*** AVAILABLE DATA ***
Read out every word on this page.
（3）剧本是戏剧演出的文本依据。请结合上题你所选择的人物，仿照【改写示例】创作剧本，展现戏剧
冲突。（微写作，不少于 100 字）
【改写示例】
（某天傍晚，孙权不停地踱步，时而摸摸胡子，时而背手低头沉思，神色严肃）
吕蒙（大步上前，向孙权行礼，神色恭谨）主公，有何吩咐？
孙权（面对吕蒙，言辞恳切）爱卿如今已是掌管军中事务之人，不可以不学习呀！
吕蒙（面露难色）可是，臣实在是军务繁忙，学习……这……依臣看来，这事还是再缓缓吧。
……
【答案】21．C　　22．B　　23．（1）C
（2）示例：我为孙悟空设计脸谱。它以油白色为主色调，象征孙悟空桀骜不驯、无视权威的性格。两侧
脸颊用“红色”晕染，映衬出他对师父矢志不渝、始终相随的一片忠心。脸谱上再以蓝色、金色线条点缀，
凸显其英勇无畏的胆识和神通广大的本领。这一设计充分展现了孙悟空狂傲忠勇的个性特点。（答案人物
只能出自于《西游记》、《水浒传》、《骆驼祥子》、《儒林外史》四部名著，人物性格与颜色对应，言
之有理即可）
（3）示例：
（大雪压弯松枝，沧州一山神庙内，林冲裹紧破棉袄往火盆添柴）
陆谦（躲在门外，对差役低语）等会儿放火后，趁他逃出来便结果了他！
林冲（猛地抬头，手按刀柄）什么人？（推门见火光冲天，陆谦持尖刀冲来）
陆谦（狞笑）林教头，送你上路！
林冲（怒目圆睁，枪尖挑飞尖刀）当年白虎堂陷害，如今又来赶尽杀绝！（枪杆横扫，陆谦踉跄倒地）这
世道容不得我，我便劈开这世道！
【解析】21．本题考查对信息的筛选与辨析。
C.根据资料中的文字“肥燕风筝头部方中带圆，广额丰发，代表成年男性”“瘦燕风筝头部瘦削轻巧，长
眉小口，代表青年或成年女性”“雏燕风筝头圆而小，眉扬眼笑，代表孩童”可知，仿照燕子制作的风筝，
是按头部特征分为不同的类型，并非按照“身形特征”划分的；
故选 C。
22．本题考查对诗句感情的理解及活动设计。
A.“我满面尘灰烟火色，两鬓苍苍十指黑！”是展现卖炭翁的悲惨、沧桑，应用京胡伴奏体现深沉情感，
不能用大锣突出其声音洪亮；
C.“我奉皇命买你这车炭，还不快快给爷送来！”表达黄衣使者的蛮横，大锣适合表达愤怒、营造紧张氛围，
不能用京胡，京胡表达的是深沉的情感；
***
* _SET PROBLEM_
Set all of the entries down again, exactly as they were given.

* _RESPONSE FOR THIS EXERCISE_
Read out every word on this page.
（3）剧本是戏剧演出的文本依据。请结合上题你所选择的人物，仿照【改写示例】创作剧本，展现戏剧
冲突。（微写作，不少于 100 字）
【改写示例】
（某天傍晚，孙权不停地踱步，时而摸摸胡子，时而背手低头沉思，神色严肃）
吕蒙（大步上前，向孙权行礼，神色恭谨）主公，有何吩咐？
孙权（面对吕蒙，言辞恳切）爱卿如今已是掌管军中事务之人，不可以不学习呀！
吕蒙（面露难色）可是，臣实在是军务繁忙，学习……这……依臣看来，这事还是再缓缓吧。
……
【答案】21．C　　22．B　　23．（1）C
（2）示例：我为孙悟空设计脸谱。它以油白色为主色调，象征孙悟空桀骜不驯、无视权威的性格。两侧
脸颊用“红色”晕染，映衬出他对师父矢志不渝、始终相随的一片忠心。脸谱上再以蓝色、金色线条点缀，
凸显其英勇无畏的胆识和神通广大的本领。这一设计充分展现了孙悟空狂傲忠勇的个性特点。（答案人物
只能出自于《西游记》、《水浒传》、《骆驼祥子》、《儒林外史》四部名著，人物性格与颜色对应，言
之有理即可）
（3）示例：
（大雪压弯松枝，沧州一山神庙内，林冲裹紧破棉袄往火盆添柴）
陆谦（躲在门外，对差役低语）等会儿放火后，趁他逃出来便结果了他！
林冲（猛地抬头，手按刀柄）什么人？（推门见火光冲天，陆谦持尖刀冲来）
陆谦（狞笑）林教头，送你上路！
林冲（怒目圆睁，枪尖挑飞尖刀）当年白虎堂陷害，如今又来赶尽杀绝！（枪杆横扫，陆谦踉跄倒地）这
世道容不得我，我便劈开这世道！
【解析】21．本题考查对信息的筛选与辨析。
C.根据资料中的文字“肥燕风筝头部方中带圆，广额丰发，代表成年男性”“瘦燕风筝头部瘦削轻巧，长
眉小口，代表青年或成年女性”“雏燕风筝头圆而小，眉扬眼笑，代表孩童”可知，仿照燕子制作的风筝，
是按头部特征分为不同的类型，并非按照“身形特征”划分的；
故选 C。
22．本题考查对诗句感情的理解及活动设计。
A.“我满面尘灰烟火色，两鬓苍苍十指黑！”是展现卖炭翁的悲惨、沧桑，应用京胡伴奏体现深沉情感，
不能用大锣突出其声音洪亮；
C.“我奉皇命买你这车炭，还不快快给爷送来！”表达黄衣使者的蛮横，大锣适合表达愤怒、营造紧张氛围，
不能用京胡，京胡表达的是深沉的情感；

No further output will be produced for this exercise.